■ WHAT IS EXPECTED:
Copy every line of the data that contains the string "name".
BEGIN
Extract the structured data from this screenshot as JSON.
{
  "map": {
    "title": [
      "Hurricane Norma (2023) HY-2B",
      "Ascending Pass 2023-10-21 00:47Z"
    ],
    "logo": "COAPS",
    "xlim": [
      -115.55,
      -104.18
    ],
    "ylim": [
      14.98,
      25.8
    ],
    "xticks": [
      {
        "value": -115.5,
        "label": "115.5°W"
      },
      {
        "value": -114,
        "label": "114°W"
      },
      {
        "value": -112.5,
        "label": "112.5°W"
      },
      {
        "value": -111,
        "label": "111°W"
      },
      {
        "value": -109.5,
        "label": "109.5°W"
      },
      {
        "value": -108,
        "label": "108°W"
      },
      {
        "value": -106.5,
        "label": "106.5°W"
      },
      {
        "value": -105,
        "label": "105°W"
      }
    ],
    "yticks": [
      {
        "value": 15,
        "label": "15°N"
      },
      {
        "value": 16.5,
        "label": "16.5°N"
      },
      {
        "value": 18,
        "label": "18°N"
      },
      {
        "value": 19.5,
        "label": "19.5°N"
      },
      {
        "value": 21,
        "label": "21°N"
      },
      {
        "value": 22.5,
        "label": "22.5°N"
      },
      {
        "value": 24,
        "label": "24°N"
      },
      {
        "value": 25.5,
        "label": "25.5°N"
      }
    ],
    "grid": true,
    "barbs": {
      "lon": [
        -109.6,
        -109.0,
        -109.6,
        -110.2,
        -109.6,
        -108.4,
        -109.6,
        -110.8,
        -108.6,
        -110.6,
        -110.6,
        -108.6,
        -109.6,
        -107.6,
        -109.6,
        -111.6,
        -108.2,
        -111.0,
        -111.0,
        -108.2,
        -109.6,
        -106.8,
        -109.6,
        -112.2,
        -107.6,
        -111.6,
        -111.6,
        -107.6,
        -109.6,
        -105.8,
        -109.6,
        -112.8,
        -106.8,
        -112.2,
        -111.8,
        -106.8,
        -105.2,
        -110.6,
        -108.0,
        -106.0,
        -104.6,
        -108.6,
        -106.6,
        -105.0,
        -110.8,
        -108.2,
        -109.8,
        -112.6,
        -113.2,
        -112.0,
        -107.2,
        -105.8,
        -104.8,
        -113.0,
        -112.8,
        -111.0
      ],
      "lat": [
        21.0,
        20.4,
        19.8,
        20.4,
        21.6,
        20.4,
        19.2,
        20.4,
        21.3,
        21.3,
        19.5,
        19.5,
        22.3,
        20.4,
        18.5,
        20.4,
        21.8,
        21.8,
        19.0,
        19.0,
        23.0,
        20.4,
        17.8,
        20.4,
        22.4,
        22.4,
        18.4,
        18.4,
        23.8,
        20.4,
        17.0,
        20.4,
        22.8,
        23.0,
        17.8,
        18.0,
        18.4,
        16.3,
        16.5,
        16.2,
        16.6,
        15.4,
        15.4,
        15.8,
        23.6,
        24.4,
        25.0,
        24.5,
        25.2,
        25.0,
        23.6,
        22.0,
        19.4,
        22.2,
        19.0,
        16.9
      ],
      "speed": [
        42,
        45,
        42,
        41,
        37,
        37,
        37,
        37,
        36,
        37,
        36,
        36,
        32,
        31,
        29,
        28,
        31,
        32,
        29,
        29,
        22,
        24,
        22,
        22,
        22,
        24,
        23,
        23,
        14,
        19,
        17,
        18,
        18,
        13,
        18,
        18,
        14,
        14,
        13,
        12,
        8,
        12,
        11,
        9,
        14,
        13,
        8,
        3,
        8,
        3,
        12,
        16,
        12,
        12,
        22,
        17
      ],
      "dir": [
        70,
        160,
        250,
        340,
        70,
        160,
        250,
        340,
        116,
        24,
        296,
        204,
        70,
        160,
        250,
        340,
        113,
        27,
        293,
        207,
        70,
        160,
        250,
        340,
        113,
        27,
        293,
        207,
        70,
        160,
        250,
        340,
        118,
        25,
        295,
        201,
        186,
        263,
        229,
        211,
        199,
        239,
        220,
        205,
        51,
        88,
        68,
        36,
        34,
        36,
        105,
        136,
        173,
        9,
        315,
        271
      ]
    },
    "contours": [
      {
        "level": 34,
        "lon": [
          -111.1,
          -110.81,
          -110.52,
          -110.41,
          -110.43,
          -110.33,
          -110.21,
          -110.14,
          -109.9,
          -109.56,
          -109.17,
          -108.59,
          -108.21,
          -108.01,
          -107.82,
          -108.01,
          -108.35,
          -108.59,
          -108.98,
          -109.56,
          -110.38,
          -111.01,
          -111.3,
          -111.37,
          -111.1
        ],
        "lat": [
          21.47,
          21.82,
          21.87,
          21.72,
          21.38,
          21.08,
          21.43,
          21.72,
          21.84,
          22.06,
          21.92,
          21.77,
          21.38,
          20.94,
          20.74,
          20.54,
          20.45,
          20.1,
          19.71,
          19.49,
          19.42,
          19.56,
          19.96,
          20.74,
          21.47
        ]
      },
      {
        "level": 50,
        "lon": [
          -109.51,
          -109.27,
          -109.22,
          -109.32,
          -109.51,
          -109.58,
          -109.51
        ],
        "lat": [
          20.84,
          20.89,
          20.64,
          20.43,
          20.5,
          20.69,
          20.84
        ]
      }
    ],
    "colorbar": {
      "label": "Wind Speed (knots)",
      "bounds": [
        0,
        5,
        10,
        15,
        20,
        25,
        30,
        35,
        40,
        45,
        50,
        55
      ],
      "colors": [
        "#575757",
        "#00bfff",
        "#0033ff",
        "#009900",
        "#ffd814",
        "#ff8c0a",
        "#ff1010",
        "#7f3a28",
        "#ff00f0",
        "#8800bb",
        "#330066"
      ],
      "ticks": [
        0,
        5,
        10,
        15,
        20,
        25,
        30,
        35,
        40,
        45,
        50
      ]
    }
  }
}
END
BEGIN
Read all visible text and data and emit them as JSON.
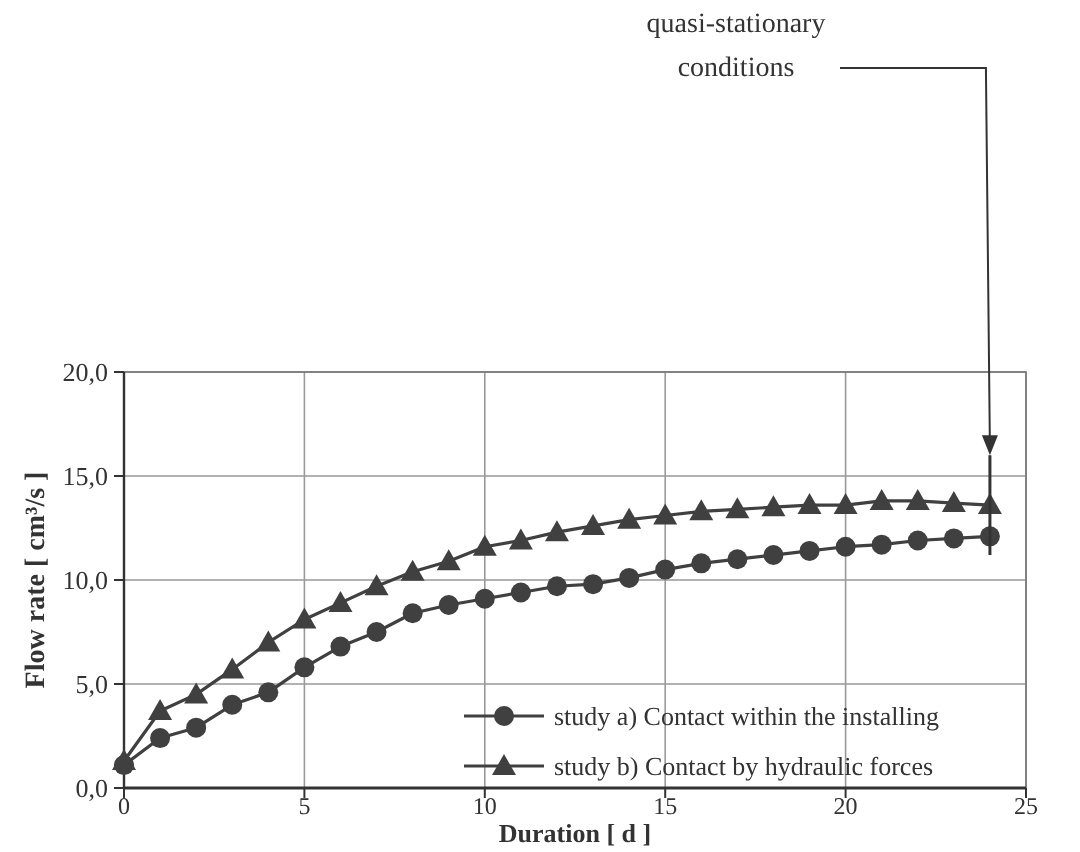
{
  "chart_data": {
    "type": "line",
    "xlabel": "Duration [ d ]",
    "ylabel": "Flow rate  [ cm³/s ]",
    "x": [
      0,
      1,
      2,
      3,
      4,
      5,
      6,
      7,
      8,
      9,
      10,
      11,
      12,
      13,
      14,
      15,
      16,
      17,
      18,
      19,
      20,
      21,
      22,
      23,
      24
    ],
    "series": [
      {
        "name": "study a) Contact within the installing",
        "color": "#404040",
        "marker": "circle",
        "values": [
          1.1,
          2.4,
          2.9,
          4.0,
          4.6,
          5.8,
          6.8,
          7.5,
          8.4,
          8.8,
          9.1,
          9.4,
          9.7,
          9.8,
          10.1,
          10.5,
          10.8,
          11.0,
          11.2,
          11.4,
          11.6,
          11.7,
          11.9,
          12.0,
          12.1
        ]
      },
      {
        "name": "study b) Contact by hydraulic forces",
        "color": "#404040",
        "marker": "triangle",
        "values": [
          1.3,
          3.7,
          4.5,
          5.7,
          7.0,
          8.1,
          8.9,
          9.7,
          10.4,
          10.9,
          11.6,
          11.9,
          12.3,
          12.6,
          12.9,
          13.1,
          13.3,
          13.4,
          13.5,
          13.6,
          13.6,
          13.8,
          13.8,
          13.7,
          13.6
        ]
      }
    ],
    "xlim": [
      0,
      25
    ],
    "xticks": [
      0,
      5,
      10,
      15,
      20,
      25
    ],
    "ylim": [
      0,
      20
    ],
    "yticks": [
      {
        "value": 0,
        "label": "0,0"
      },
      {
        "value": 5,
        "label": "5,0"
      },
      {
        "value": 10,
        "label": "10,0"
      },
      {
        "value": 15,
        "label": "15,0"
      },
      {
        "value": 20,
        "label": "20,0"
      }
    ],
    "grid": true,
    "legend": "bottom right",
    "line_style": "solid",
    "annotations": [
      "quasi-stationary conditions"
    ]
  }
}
END
■ ANSWER TO THIS PROBLEM:
        "name": "study a) Contact within the installing",
        "name": "study b) Contact by hydraulic forces",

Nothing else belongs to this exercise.